■ Figure content listings:
--- START ---
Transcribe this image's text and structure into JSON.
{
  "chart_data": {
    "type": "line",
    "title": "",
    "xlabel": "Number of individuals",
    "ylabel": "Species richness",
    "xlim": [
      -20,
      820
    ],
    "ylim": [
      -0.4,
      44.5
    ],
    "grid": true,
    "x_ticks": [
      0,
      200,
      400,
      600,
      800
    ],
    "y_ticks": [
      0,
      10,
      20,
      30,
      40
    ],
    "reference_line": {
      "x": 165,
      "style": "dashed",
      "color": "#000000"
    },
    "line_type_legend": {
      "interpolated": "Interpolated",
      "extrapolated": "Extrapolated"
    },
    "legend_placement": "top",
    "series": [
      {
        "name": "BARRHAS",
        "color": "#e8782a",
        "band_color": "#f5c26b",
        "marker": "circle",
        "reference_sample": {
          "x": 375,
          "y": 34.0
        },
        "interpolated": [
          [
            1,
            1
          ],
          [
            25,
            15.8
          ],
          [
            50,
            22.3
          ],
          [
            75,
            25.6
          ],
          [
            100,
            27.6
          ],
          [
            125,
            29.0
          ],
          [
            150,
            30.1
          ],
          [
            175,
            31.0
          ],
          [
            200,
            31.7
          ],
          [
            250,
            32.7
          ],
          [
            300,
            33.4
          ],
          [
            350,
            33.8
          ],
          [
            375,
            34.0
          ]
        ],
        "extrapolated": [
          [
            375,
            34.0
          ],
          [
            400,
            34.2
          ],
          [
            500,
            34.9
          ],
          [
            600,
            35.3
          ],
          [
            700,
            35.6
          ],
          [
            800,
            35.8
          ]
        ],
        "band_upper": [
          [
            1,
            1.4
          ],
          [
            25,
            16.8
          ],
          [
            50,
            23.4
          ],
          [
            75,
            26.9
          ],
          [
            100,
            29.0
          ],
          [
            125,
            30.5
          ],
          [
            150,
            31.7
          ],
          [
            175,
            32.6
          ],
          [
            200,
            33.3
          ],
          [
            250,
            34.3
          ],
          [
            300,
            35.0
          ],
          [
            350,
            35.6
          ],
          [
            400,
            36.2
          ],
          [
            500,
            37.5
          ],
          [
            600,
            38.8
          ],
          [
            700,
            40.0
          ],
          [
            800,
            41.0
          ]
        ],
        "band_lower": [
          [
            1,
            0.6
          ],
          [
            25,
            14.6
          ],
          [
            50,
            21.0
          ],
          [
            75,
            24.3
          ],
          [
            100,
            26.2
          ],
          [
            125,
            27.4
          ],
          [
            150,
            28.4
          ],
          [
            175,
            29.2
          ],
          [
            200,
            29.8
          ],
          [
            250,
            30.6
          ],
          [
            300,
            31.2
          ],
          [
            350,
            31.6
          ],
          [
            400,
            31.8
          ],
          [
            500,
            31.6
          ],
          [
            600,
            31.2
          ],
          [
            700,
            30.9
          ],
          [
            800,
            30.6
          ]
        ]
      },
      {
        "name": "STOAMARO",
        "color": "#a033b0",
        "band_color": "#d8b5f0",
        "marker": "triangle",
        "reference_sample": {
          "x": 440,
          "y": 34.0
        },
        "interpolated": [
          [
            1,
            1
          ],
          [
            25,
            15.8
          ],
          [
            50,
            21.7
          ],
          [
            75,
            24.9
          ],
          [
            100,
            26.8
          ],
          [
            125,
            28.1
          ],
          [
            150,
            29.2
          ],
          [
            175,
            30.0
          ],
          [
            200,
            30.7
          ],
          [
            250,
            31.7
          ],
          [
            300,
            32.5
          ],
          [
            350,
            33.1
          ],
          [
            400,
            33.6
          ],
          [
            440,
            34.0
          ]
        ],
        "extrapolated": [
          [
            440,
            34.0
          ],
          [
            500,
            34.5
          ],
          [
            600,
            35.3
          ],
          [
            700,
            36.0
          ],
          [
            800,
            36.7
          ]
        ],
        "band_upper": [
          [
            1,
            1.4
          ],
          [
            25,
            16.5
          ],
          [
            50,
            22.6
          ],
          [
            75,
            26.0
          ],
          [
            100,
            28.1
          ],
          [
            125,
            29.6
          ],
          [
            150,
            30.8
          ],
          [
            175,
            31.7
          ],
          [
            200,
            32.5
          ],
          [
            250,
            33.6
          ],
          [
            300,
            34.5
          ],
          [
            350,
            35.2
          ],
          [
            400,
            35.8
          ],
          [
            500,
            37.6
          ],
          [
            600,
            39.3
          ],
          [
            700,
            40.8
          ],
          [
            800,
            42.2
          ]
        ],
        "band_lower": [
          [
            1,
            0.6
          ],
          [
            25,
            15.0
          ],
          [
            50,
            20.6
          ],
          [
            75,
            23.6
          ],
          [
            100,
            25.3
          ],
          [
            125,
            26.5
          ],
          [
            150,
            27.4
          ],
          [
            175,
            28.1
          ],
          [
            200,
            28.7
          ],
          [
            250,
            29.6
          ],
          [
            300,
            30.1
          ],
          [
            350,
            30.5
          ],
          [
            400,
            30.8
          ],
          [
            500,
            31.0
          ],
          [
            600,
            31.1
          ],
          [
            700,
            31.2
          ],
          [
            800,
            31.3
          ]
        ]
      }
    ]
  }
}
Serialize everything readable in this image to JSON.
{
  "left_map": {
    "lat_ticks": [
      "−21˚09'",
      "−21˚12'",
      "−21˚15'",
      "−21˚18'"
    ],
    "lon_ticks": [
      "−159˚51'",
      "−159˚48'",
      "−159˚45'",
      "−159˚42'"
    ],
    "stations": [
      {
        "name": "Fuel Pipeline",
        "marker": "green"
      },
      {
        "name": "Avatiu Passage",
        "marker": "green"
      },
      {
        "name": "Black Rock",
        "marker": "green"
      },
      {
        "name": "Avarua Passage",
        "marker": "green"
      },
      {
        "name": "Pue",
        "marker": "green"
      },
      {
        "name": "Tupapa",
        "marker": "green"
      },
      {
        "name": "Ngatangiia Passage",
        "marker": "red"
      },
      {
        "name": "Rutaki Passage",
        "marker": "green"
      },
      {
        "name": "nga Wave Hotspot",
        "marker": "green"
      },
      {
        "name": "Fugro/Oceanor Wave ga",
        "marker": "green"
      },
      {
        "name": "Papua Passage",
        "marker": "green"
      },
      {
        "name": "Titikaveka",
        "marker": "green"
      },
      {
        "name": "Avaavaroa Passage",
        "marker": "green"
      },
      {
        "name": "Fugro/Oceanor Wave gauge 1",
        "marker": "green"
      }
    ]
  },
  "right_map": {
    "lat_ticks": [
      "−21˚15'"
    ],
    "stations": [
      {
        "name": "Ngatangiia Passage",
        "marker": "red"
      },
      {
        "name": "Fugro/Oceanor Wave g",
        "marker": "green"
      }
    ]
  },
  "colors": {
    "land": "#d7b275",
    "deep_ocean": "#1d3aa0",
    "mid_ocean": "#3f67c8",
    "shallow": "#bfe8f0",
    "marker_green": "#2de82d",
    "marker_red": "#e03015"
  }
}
--- END ---
■ The task:
Write out every entry verbatim.

■ Correct answer:
Transcribe this image's text and structure into JSON.
{
  "chart_data": {
    "type": "line",
    "title": "",
    "xlabel": "Number of individuals",
    "ylabel": "Species richness",
    "xlim": [
      -20,
      820
    ],
    "ylim": [
      -0.4,
      44.5
    ],
    "grid": true,
    "x_ticks": [
      0,
      200,
      400,
      600,
      800
    ],
    "y_ticks": [
      0,
      10,
      20,
      30,
      40
    ],
    "reference_line": {
      "x": 165,
      "style": "dashed",
      "color": "#000000"
    },
    "line_type_legend": {
      "interpolated": "Interpolated",
      "extrapolated": "Extrapolated"
    },
    "legend_placement": "top",
    "series": [
      {
        "name": "BARRHAS",
        "color": "#e8782a",
        "band_color": "#f5c26b",
        "marker": "circle",
        "reference_sample": {
          "x": 375,
          "y": 34.0
        },
        "interpolated": [
          [
            1,
            1
          ],
          [
            25,
            15.8
          ],
          [
            50,
            22.3
          ],
          [
            75,
            25.6
          ],
          [
            100,
            27.6
          ],
          [
            125,
            29.0
          ],
          [
            150,
            30.1
          ],
          [
            175,
            31.0
          ],
          [
            200,
            31.7
          ],
          [
            250,
            32.7
          ],
          [
            300,
            33.4
          ],
          [
            350,
            33.8
          ],
          [
            375,
            34.0
          ]
        ],
        "extrapolated": [
          [
            375,
            34.0
          ],
          [
            400,
            34.2
          ],
          [
            500,
            34.9
          ],
          [
            600,
            35.3
          ],
          [
            700,
            35.6
          ],
          [
            800,
            35.8
          ]
        ],
        "band_upper": [
          [
            1,
            1.4
          ],
          [
            25,
            16.8
          ],
          [
            50,
            23.4
          ],
          [
            75,
            26.9
          ],
          [
            100,
            29.0
          ],
          [
            125,
            30.5
          ],
          [
            150,
            31.7
          ],
          [
            175,
            32.6
          ],
          [
            200,
            33.3
          ],
          [
            250,
            34.3
          ],
          [
            300,
            35.0
          ],
          [
            350,
            35.6
          ],
          [
            400,
            36.2
          ],
          [
            500,
            37.5
          ],
          [
            600,
            38.8
          ],
          [
            700,
            40.0
          ],
          [
            800,
            41.0
          ]
        ],
        "band_lower": [
          [
            1,
            0.6
          ],
          [
            25,
            14.6
          ],
          [
            50,
            21.0
          ],
          [
            75,
            24.3
          ],
          [
            100,
            26.2
          ],
          [
            125,
            27.4
          ],
          [
            150,
            28.4
          ],
          [
            175,
            29.2
          ],
          [
            200,
            29.8
          ],
          [
            250,
            30.6
          ],
          [
            300,
            31.2
          ],
          [
            350,
            31.6
          ],
          [
            400,
            31.8
          ],
          [
            500,
            31.6
          ],
          [
            600,
            31.2
          ],
          [
            700,
            30.9
          ],
          [
            800,
            30.6
          ]
        ]
      },
      {
        "name": "STOAMARO",
        "color": "#a033b0",
        "band_color": "#d8b5f0",
        "marker": "triangle",
        "reference_sample": {
          "x": 440,
          "y": 34.0
        },
        "interpolated": [
          [
            1,
            1
          ],
          [
            25,
            15.8
          ],
          [
            50,
            21.7
          ],
          [
            75,
            24.9
          ],
          [
            100,
            26.8
          ],
          [
            125,
            28.1
          ],
          [
            150,
            29.2
          ],
          [
            175,
            30.0
          ],
          [
            200,
            30.7
          ],
          [
            250,
            31.7
          ],
          [
            300,
            32.5
          ],
          [
            350,
            33.1
          ],
          [
            400,
            33.6
          ],
          [
            440,
            34.0
          ]
        ],
        "extrapolated": [
          [
            440,
            34.0
          ],
          [
            500,
            34.5
          ],
          [
            600,
            35.3
          ],
          [
            700,
            36.0
          ],
          [
            800,
            36.7
          ]
        ],
        "band_upper": [
          [
            1,
            1.4
          ],
          [
            25,
            16.5
          ],
          [
            50,
            22.6
          ],
          [
            75,
            26.0
          ],
          [
            100,
            28.1
          ],
          [
            125,
            29.6
          ],
          [
            150,
            30.8
          ],
          [
            175,
            31.7
          ],
          [
            200,
            32.5
          ],
          [
            250,
            33.6
          ],
          [
            300,
            34.5
          ],
          [
            350,
            35.2
          ],
          [
            400,
            35.8
          ],
          [
            500,
            37.6
          ],
          [
            600,
            39.3
          ],
          [
            700,
            40.8
          ],
          [
            800,
            42.2
          ]
        ],
        "band_lower": [
          [
            1,
            0.6
          ],
          [
            25,
            15.0
          ],
          [
            50,
            20.6
          ],
          [
            75,
            23.6
          ],
          [
            100,
            25.3
          ],
          [
            125,
            26.5
          ],
          [
            150,
            27.4
          ],
          [
            175,
            28.1
          ],
          [
            200,
            28.7
          ],
          [
            250,
            29.6
          ],
          [
            300,
            30.1
          ],
          [
            350,
            30.5
          ],
          [
            400,
            30.8
          ],
          [
            500,
            31.0
          ],
          [
            600,
            31.1
          ],
          [
            700,
            31.2
          ],
          [
            800,
            31.3
          ]
        ]
      }
    ]
  }
}
Serialize everything readable in this image to JSON.
{
  "left_map": {
    "lat_ticks": [
      "−21˚09'",
      "−21˚12'",
      "−21˚15'",
      "−21˚18'"
    ],
    "lon_ticks": [
      "−159˚51'",
      "−159˚48'",
      "−159˚45'",
      "−159˚42'"
    ],
    "stations": [
      {
        "name": "Fuel Pipeline",
        "marker": "green"
      },
      {
        "name": "Avatiu Passage",
        "marker": "green"
      },
      {
        "name": "Black Rock",
        "marker": "green"
      },
      {
        "name": "Avarua Passage",
        "marker": "green"
      },
      {
        "name": "Pue",
        "marker": "green"
      },
      {
        "name": "Tupapa",
        "marker": "green"
      },
      {
        "name": "Ngatangiia Passage",
        "marker": "red"
      },
      {
        "name": "Rutaki Passage",
        "marker": "green"
      },
      {
        "name": "nga Wave Hotspot",
        "marker": "green"
      },
      {
        "name": "Fugro/Oceanor Wave ga",
        "marker": "green"
      },
      {
        "name": "Papua Passage",
        "marker": "green"
      },
      {
        "name": "Titikaveka",
        "marker": "green"
      },
      {
        "name": "Avaavaroa Passage",
        "marker": "green"
      },
      {
        "name": "Fugro/Oceanor Wave gauge 1",
        "marker": "green"
      }
    ]
  },
  "right_map": {
    "lat_ticks": [
      "−21˚15'"
    ],
    "stations": [
      {
        "name": "Ngatangiia Passage",
        "marker": "red"
      },
      {
        "name": "Fugro/Oceanor Wave g",
        "marker": "green"
      }
    ]
  },
  "colors": {
    "land": "#d7b275",
    "deep_ocean": "#1d3aa0",
    "mid_ocean": "#3f67c8",
    "shallow": "#bfe8f0",
    "marker_green": "#2de82d",
    "marker_red": "#e03015"
  }
}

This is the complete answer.